Input data

---------------

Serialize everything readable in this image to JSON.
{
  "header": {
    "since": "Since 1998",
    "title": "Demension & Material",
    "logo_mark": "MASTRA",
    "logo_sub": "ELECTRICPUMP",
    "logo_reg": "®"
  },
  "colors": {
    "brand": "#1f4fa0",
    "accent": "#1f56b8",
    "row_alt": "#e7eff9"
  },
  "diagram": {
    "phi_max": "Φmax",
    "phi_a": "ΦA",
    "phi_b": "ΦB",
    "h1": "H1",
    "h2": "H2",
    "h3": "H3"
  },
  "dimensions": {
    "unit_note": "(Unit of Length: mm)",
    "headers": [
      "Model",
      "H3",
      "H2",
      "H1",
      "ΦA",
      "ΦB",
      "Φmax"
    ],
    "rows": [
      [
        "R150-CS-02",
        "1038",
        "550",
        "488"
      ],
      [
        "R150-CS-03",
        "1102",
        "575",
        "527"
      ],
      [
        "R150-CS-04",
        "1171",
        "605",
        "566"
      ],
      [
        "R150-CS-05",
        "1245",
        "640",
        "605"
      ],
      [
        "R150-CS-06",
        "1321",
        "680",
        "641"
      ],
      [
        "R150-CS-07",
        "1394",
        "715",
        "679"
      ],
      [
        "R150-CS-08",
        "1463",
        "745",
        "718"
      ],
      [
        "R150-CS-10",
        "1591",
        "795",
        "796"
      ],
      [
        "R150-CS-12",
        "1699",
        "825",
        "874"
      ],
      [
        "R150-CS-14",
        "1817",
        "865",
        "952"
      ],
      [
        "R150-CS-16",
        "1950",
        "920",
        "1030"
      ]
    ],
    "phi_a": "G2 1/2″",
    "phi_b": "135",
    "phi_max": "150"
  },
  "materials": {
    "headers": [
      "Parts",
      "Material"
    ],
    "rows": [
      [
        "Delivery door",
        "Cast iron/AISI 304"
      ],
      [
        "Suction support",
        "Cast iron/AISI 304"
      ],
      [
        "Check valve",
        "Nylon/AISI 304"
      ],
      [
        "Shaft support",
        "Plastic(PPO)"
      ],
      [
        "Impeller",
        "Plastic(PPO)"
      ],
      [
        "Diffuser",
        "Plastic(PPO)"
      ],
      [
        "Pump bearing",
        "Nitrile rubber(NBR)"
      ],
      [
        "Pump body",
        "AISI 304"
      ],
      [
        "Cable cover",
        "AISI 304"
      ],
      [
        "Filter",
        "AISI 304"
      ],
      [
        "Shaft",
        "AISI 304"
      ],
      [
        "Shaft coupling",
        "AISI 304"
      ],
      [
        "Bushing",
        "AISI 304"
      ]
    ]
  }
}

---------------

Quote the whole listing above, leaving nothing out.

Solution to the exercise
Serialize everything readable in this image to JSON.
{
  "header": {
    "since": "Since 1998",
    "title": "Demension & Material",
    "logo_mark": "MASTRA",
    "logo_sub": "ELECTRICPUMP",
    "logo_reg": "®"
  },
  "colors": {
    "brand": "#1f4fa0",
    "accent": "#1f56b8",
    "row_alt": "#e7eff9"
  },
  "diagram": {
    "phi_max": "Φmax",
    "phi_a": "ΦA",
    "phi_b": "ΦB",
    "h1": "H1",
    "h2": "H2",
    "h3": "H3"
  },
  "dimensions": {
    "unit_note": "(Unit of Length: mm)",
    "headers": [
      "Model",
      "H3",
      "H2",
      "H1",
      "ΦA",
      "ΦB",
      "Φmax"
    ],
    "rows": [
      [
        "R150-CS-02",
        "1038",
        "550",
        "488"
      ],
      [
        "R150-CS-03",
        "1102",
        "575",
        "527"
      ],
      [
        "R150-CS-04",
        "1171",
        "605",
        "566"
      ],
      [
        "R150-CS-05",
        "1245",
        "640",
        "605"
      ],
      [
        "R150-CS-06",
        "1321",
        "680",
        "641"
      ],
      [
        "R150-CS-07",
        "1394",
        "715",
        "679"
      ],
      [
        "R150-CS-08",
        "1463",
        "745",
        "718"
      ],
      [
        "R150-CS-10",
        "1591",
        "795",
        "796"
      ],
      [
        "R150-CS-12",
        "1699",
        "825",
        "874"
      ],
      [
        "R150-CS-14",
        "1817",
        "865",
        "952"
      ],
      [
        "R150-CS-16",
        "1950",
        "920",
        "1030"
      ]
    ],
    "phi_a": "G2 1/2″",
    "phi_b": "135",
    "phi_max": "150"
  },
  "materials": {
    "headers": [
      "Parts",
      "Material"
    ],
    "rows": [
      [
        "Delivery door",
        "Cast iron/AISI 304"
      ],
      [
        "Suction support",
        "Cast iron/AISI 304"
      ],
      [
        "Check valve",
        "Nylon/AISI 304"
      ],
      [
        "Shaft support",
        "Plastic(PPO)"
      ],
      [
        "Impeller",
        "Plastic(PPO)"
      ],
      [
        "Diffuser",
        "Plastic(PPO)"
      ],
      [
        "Pump bearing",
        "Nitrile rubber(NBR)"
      ],
      [
        "Pump body",
        "AISI 304"
      ],
      [
        "Cable cover",
        "AISI 304"
      ],
      [
        "Filter",
        "AISI 304"
      ],
      [
        "Shaft",
        "AISI 304"
      ],
      [
        "Shaft coupling",
        "AISI 304"
      ],
      [
        "Bushing",
        "AISI 304"
      ]
    ]
  }
}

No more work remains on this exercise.